>> begin Data supplied

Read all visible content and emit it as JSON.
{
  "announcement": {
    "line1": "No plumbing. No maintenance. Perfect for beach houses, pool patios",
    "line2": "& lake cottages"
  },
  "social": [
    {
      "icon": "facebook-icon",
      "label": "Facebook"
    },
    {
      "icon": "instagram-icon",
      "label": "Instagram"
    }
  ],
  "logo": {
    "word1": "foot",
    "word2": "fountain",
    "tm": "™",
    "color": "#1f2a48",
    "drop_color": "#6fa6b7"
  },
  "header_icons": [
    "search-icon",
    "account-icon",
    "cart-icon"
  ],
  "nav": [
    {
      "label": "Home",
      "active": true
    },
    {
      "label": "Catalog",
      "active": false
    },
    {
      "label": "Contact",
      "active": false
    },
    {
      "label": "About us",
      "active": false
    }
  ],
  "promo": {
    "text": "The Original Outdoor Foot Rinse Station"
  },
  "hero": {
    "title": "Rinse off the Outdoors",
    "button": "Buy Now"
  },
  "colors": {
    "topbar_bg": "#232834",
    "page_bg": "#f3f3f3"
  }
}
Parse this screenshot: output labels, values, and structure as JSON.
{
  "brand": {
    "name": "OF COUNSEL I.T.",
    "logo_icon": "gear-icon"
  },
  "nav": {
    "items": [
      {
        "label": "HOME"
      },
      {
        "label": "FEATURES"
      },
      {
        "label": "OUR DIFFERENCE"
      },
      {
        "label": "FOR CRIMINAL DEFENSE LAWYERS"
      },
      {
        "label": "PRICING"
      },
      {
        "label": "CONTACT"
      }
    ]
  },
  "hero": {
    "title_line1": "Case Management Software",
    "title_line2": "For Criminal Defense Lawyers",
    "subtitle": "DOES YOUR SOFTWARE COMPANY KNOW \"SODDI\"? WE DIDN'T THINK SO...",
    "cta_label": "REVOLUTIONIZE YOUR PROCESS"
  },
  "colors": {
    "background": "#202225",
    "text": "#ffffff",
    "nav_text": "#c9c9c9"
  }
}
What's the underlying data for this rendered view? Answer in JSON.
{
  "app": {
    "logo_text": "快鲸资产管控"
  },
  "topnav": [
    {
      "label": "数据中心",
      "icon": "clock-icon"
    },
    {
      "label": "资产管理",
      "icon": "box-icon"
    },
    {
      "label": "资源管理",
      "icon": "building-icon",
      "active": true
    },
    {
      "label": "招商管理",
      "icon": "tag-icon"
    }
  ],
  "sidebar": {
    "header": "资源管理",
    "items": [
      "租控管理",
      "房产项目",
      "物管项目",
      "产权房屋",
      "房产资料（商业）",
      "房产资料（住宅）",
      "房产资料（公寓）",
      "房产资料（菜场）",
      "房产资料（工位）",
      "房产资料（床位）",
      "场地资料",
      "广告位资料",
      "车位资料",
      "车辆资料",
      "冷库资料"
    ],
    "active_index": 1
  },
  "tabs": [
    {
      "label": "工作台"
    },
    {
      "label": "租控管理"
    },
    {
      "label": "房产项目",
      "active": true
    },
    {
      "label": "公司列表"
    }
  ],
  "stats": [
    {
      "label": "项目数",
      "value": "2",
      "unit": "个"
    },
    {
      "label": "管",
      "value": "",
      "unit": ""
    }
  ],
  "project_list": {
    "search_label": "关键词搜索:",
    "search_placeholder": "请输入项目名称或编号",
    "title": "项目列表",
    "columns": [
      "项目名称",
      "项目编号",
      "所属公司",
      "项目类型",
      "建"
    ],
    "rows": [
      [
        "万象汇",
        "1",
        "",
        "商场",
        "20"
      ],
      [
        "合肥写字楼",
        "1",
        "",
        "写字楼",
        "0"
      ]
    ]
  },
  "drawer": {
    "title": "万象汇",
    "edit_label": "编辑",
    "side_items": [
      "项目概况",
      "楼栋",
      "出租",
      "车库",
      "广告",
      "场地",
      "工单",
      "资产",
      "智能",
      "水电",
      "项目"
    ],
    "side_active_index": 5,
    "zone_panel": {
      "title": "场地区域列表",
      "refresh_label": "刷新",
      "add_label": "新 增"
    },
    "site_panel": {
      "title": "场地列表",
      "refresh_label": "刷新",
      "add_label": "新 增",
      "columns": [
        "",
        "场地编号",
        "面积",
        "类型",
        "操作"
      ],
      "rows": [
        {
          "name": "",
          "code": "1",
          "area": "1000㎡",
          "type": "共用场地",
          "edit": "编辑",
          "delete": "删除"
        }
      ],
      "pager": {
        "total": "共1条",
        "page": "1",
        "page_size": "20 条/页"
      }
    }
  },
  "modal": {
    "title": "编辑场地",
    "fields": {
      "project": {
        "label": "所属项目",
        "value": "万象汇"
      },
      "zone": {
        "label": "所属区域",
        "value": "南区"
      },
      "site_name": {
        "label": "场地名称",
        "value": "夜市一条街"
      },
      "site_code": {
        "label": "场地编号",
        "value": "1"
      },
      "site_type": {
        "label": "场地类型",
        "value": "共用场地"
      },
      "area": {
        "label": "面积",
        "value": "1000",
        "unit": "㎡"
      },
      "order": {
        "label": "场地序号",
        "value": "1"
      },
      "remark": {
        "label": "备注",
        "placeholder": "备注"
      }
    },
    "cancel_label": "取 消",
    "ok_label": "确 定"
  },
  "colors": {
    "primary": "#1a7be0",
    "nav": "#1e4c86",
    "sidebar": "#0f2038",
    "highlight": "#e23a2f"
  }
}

>> end Data supplied

Emit the full listing verbatim.

■ Response
Read all visible content and emit it as JSON.
{
  "announcement": {
    "line1": "No plumbing. No maintenance. Perfect for beach houses, pool patios",
    "line2": "& lake cottages"
  },
  "social": [
    {
      "icon": "facebook-icon",
      "label": "Facebook"
    },
    {
      "icon": "instagram-icon",
      "label": "Instagram"
    }
  ],
  "logo": {
    "word1": "foot",
    "word2": "fountain",
    "tm": "™",
    "color": "#1f2a48",
    "drop_color": "#6fa6b7"
  },
  "header_icons": [
    "search-icon",
    "account-icon",
    "cart-icon"
  ],
  "nav": [
    {
      "label": "Home",
      "active": true
    },
    {
      "label": "Catalog",
      "active": false
    },
    {
      "label": "Contact",
      "active": false
    },
    {
      "label": "About us",
      "active": false
    }
  ],
  "promo": {
    "text": "The Original Outdoor Foot Rinse Station"
  },
  "hero": {
    "title": "Rinse off the Outdoors",
    "button": "Buy Now"
  },
  "colors": {
    "topbar_bg": "#232834",
    "page_bg": "#f3f3f3"
  }
}
Parse this screenshot: output labels, values, and structure as JSON.
{
  "brand": {
    "name": "OF COUNSEL I.T.",
    "logo_icon": "gear-icon"
  },
  "nav": {
    "items": [
      {
        "label": "HOME"
      },
      {
        "label": "FEATURES"
      },
      {
        "label": "OUR DIFFERENCE"
      },
      {
        "label": "FOR CRIMINAL DEFENSE LAWYERS"
      },
      {
        "label": "PRICING"
      },
      {
        "label": "CONTACT"
      }
    ]
  },
  "hero": {
    "title_line1": "Case Management Software",
    "title_line2": "For Criminal Defense Lawyers",
    "subtitle": "DOES YOUR SOFTWARE COMPANY KNOW \"SODDI\"? WE DIDN'T THINK SO...",
    "cta_label": "REVOLUTIONIZE YOUR PROCESS"
  },
  "colors": {
    "background": "#202225",
    "text": "#ffffff",
    "nav_text": "#c9c9c9"
  }
}
What's the underlying data for this rendered view? Answer in JSON.
{
  "app": {
    "logo_text": "快鲸资产管控"
  },
  "topnav": [
    {
      "label": "数据中心",
      "icon": "clock-icon"
    },
    {
      "label": "资产管理",
      "icon": "box-icon"
    },
    {
      "label": "资源管理",
      "icon": "building-icon",
      "active": true
    },
    {
      "label": "招商管理",
      "icon": "tag-icon"
    }
  ],
  "sidebar": {
    "header": "资源管理",
    "items": [
      "租控管理",
      "房产项目",
      "物管项目",
      "产权房屋",
      "房产资料（商业）",
      "房产资料（住宅）",
      "房产资料（公寓）",
      "房产资料（菜场）",
      "房产资料（工位）",
      "房产资料（床位）",
      "场地资料",
      "广告位资料",
      "车位资料",
      "车辆资料",
      "冷库资料"
    ],
    "active_index": 1
  },
  "tabs": [
    {
      "label": "工作台"
    },
    {
      "label": "租控管理"
    },
    {
      "label": "房产项目",
      "active": true
    },
    {
      "label": "公司列表"
    }
  ],
  "stats": [
    {
      "label": "项目数",
      "value": "2",
      "unit": "个"
    },
    {
      "label": "管",
      "value": "",
      "unit": ""
    }
  ],
  "project_list": {
    "search_label": "关键词搜索:",
    "search_placeholder": "请输入项目名称或编号",
    "title": "项目列表",
    "columns": [
      "项目名称",
      "项目编号",
      "所属公司",
      "项目类型",
      "建"
    ],
    "rows": [
      [
        "万象汇",
        "1",
        "",
        "商场",
        "20"
      ],
      [
        "合肥写字楼",
        "1",
        "",
        "写字楼",
        "0"
      ]
    ]
  },
  "drawer": {
    "title": "万象汇",
    "edit_label": "编辑",
    "side_items": [
      "项目概况",
      "楼栋",
      "出租",
      "车库",
      "广告",
      "场地",
      "工单",
      "资产",
      "智能",
      "水电",
      "项目"
    ],
    "side_active_index": 5,
    "zone_panel": {
      "title": "场地区域列表",
      "refresh_label": "刷新",
      "add_label": "新 增"
    },
    "site_panel": {
      "title": "场地列表",
      "refresh_label": "刷新",
      "add_label": "新 增",
      "columns": [
        "",
        "场地编号",
        "面积",
        "类型",
        "操作"
      ],
      "rows": [
        {
          "name": "",
          "code": "1",
          "area": "1000㎡",
          "type": "共用场地",
          "edit": "编辑",
          "delete": "删除"
        }
      ],
      "pager": {
        "total": "共1条",
        "page": "1",
        "page_size": "20 条/页"
      }
    }
  },
  "modal": {
    "title": "编辑场地",
    "fields": {
      "project": {
        "label": "所属项目",
        "value": "万象汇"
      },
      "zone": {
        "label": "所属区域",
        "value": "南区"
      },
      "site_name": {
        "label": "场地名称",
        "value": "夜市一条街"
      },
      "site_code": {
        "label": "场地编号",
        "value": "1"
      },
      "site_type": {
        "label": "场地类型",
        "value": "共用场地"
      },
      "area": {
        "label": "面积",
        "value": "1000",
        "unit": "㎡"
      },
      "order": {
        "label": "场地序号",
        "value": "1"
      },
      "remark": {
        "label": "备注",
        "placeholder": "备注"
      }
    },
    "cancel_label": "取 消",
    "ok_label": "确 定"
  },
  "colors": {
    "primary": "#1a7be0",
    "nav": "#1e4c86",
    "sidebar": "#0f2038",
    "highlight": "#e23a2f"
  }
}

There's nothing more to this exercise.